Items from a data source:
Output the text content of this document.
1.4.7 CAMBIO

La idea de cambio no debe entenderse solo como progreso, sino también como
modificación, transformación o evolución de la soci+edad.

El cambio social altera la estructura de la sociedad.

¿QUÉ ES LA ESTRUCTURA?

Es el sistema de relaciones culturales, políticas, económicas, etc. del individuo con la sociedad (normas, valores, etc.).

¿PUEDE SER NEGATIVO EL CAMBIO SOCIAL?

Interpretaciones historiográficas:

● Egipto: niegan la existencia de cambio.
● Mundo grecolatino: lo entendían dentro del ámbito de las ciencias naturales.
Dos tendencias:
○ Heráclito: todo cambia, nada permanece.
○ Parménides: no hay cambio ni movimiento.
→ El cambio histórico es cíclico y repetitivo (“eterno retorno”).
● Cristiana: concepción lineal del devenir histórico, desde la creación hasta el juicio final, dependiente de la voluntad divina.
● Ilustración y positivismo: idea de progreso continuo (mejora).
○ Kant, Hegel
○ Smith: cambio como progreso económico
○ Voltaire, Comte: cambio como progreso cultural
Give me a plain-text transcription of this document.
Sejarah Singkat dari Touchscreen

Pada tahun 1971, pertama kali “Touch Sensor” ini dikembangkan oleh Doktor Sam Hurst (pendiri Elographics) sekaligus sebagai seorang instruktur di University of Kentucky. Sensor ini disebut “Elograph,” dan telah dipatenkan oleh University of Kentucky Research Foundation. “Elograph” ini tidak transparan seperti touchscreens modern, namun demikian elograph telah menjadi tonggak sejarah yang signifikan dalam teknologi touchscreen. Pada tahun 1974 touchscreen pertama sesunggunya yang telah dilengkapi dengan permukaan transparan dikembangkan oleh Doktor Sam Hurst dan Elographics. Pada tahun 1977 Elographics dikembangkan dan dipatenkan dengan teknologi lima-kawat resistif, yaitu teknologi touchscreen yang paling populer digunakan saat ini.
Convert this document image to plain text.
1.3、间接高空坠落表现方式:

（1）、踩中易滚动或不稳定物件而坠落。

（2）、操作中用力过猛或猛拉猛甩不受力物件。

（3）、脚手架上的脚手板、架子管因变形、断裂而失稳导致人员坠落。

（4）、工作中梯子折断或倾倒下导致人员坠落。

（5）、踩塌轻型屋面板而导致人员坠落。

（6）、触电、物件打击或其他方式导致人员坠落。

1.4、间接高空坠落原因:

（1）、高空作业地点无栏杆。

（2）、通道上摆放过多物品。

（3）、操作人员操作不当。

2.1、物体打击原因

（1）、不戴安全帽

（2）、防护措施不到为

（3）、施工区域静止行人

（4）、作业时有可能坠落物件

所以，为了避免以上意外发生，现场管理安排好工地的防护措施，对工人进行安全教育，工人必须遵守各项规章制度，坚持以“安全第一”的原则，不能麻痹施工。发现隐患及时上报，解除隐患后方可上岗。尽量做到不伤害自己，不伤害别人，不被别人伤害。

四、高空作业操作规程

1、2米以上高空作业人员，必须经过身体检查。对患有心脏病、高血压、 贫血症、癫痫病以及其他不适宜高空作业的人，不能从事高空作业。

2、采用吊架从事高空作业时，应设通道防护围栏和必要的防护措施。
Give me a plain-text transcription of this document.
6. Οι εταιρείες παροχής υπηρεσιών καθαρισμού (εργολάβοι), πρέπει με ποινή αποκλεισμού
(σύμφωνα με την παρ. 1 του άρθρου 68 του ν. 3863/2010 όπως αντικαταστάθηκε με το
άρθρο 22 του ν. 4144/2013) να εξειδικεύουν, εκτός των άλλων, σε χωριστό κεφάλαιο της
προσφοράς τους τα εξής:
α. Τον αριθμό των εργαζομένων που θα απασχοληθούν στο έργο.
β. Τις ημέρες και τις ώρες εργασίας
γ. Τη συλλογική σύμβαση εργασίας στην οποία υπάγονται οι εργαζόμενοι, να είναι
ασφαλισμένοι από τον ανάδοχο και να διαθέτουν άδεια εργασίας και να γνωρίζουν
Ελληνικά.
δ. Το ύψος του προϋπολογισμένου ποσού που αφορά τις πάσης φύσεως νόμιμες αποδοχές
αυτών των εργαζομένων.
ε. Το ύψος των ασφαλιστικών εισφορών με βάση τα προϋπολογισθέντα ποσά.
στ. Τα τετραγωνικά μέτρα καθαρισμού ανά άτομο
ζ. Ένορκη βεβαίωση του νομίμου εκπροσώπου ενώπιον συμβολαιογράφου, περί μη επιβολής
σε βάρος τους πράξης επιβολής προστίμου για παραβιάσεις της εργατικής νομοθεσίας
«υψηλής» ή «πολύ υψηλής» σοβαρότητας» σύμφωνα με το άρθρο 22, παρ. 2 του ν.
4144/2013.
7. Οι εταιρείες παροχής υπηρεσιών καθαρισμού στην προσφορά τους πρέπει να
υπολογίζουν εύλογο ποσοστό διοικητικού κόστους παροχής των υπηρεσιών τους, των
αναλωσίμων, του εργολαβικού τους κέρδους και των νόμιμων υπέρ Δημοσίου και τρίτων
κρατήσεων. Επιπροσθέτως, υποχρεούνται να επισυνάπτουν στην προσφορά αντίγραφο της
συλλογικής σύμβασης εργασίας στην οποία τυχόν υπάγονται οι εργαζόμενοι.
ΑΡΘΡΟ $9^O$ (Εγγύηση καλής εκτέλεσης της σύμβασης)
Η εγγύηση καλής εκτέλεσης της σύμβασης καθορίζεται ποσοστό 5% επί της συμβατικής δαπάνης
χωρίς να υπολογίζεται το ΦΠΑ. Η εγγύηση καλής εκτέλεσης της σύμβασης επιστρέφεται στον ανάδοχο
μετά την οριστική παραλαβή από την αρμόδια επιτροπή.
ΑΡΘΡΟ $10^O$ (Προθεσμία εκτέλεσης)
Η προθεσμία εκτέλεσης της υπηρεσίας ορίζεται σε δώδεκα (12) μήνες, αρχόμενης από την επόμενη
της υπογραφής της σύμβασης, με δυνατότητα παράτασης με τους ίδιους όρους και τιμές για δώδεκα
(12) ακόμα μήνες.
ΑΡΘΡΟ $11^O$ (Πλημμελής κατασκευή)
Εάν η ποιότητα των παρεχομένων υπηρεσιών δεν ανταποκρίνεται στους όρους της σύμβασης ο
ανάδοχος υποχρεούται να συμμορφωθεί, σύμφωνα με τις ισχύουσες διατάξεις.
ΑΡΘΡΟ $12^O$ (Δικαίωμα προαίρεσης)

-- Task --
Print the listing above in full, exactly as it is.

-- Complete output --
Output the text content of this document.
1.4.7 CAMBIO

La idea de cambio no debe entenderse solo como progreso, sino también como
modificación, transformación o evolución de la soci+edad.

El cambio social altera la estructura de la sociedad.

¿QUÉ ES LA ESTRUCTURA?

Es el sistema de relaciones culturales, políticas, económicas, etc. del individuo con la sociedad (normas, valores, etc.).

¿PUEDE SER NEGATIVO EL CAMBIO SOCIAL?

Interpretaciones historiográficas:

● Egipto: niegan la existencia de cambio.
● Mundo grecolatino: lo entendían dentro del ámbito de las ciencias naturales.
Dos tendencias:
○ Heráclito: todo cambia, nada permanece.
○ Parménides: no hay cambio ni movimiento.
→ El cambio histórico es cíclico y repetitivo (“eterno retorno”).
● Cristiana: concepción lineal del devenir histórico, desde la creación hasta el juicio final, dependiente de la voluntad divina.
● Ilustración y positivismo: idea de progreso continuo (mejora).
○ Kant, Hegel
○ Smith: cambio como progreso económico
○ Voltaire, Comte: cambio como progreso cultural
Give me a plain-text transcription of this document.
Sejarah Singkat dari Touchscreen

Pada tahun 1971, pertama kali “Touch Sensor” ini dikembangkan oleh Doktor Sam Hurst (pendiri Elographics) sekaligus sebagai seorang instruktur di University of Kentucky. Sensor ini disebut “Elograph,” dan telah dipatenkan oleh University of Kentucky Research Foundation. “Elograph” ini tidak transparan seperti touchscreens modern, namun demikian elograph telah menjadi tonggak sejarah yang signifikan dalam teknologi touchscreen. Pada tahun 1974 touchscreen pertama sesunggunya yang telah dilengkapi dengan permukaan transparan dikembangkan oleh Doktor Sam Hurst dan Elographics. Pada tahun 1977 Elographics dikembangkan dan dipatenkan dengan teknologi lima-kawat resistif, yaitu teknologi touchscreen yang paling populer digunakan saat ini.
Convert this document image to plain text.
1.3、间接高空坠落表现方式:

（1）、踩中易滚动或不稳定物件而坠落。

（2）、操作中用力过猛或猛拉猛甩不受力物件。

（3）、脚手架上的脚手板、架子管因变形、断裂而失稳导致人员坠落。

（4）、工作中梯子折断或倾倒下导致人员坠落。

（5）、踩塌轻型屋面板而导致人员坠落。

（6）、触电、物件打击或其他方式导致人员坠落。

1.4、间接高空坠落原因:

（1）、高空作业地点无栏杆。

（2）、通道上摆放过多物品。

（3）、操作人员操作不当。

2.1、物体打击原因

（1）、不戴安全帽

（2）、防护措施不到为

（3）、施工区域静止行人

（4）、作业时有可能坠落物件

所以，为了避免以上意外发生，现场管理安排好工地的防护措施，对工人进行安全教育，工人必须遵守各项规章制度，坚持以“安全第一”的原则，不能麻痹施工。发现隐患及时上报，解除隐患后方可上岗。尽量做到不伤害自己，不伤害别人，不被别人伤害。

四、高空作业操作规程

1、2米以上高空作业人员，必须经过身体检查。对患有心脏病、高血压、 贫血症、癫痫病以及其他不适宜高空作业的人，不能从事高空作业。

2、采用吊架从事高空作业时，应设通道防护围栏和必要的防护措施。
Give me a plain-text transcription of this document.
6. Οι εταιρείες παροχής υπηρεσιών καθαρισμού (εργολάβοι), πρέπει με ποινή αποκλεισμού
(σύμφωνα με την παρ. 1 του άρθρου 68 του ν. 3863/2010 όπως αντικαταστάθηκε με το
άρθρο 22 του ν. 4144/2013) να εξειδικεύουν, εκτός των άλλων, σε χωριστό κεφάλαιο της
προσφοράς τους τα εξής:
α. Τον αριθμό των εργαζομένων που θα απασχοληθούν στο έργο.
β. Τις ημέρες και τις ώρες εργασίας
γ. Τη συλλογική σύμβαση εργασίας στην οποία υπάγονται οι εργαζόμενοι, να είναι
ασφαλισμένοι από τον ανάδοχο και να διαθέτουν άδεια εργασίας και να γνωρίζουν
Ελληνικά.
δ. Το ύψος του προϋπολογισμένου ποσού που αφορά τις πάσης φύσεως νόμιμες αποδοχές
αυτών των εργαζομένων.
ε. Το ύψος των ασφαλιστικών εισφορών με βάση τα προϋπολογισθέντα ποσά.
στ. Τα τετραγωνικά μέτρα καθαρισμού ανά άτομο
ζ. Ένορκη βεβαίωση του νομίμου εκπροσώπου ενώπιον συμβολαιογράφου, περί μη επιβολής
σε βάρος τους πράξης επιβολής προστίμου για παραβιάσεις της εργατικής νομοθεσίας
«υψηλής» ή «πολύ υψηλής» σοβαρότητας» σύμφωνα με το άρθρο 22, παρ. 2 του ν.
4144/2013.
7. Οι εταιρείες παροχής υπηρεσιών καθαρισμού στην προσφορά τους πρέπει να
υπολογίζουν εύλογο ποσοστό διοικητικού κόστους παροχής των υπηρεσιών τους, των
αναλωσίμων, του εργολαβικού τους κέρδους και των νόμιμων υπέρ Δημοσίου και τρίτων
κρατήσεων. Επιπροσθέτως, υποχρεούνται να επισυνάπτουν στην προσφορά αντίγραφο της
συλλογικής σύμβασης εργασίας στην οποία τυχόν υπάγονται οι εργαζόμενοι.
ΑΡΘΡΟ $9^O$ (Εγγύηση καλής εκτέλεσης της σύμβασης)
Η εγγύηση καλής εκτέλεσης της σύμβασης καθορίζεται ποσοστό 5% επί της συμβατικής δαπάνης
χωρίς να υπολογίζεται το ΦΠΑ. Η εγγύηση καλής εκτέλεσης της σύμβασης επιστρέφεται στον ανάδοχο
μετά την οριστική παραλαβή από την αρμόδια επιτροπή.
ΑΡΘΡΟ $10^O$ (Προθεσμία εκτέλεσης)
Η προθεσμία εκτέλεσης της υπηρεσίας ορίζεται σε δώδεκα (12) μήνες, αρχόμενης από την επόμενη
της υπογραφής της σύμβασης, με δυνατότητα παράτασης με τους ίδιους όρους και τιμές για δώδεκα
(12) ακόμα μήνες.
ΑΡΘΡΟ $11^O$ (Πλημμελής κατασκευή)
Εάν η ποιότητα των παρεχομένων υπηρεσιών δεν ανταποκρίνεται στους όρους της σύμβασης ο
ανάδοχος υποχρεούται να συμμορφωθεί, σύμφωνα με τις ισχύουσες διατάξεις.
ΑΡΘΡΟ $12^O$ (Δικαίωμα προαίρεσης)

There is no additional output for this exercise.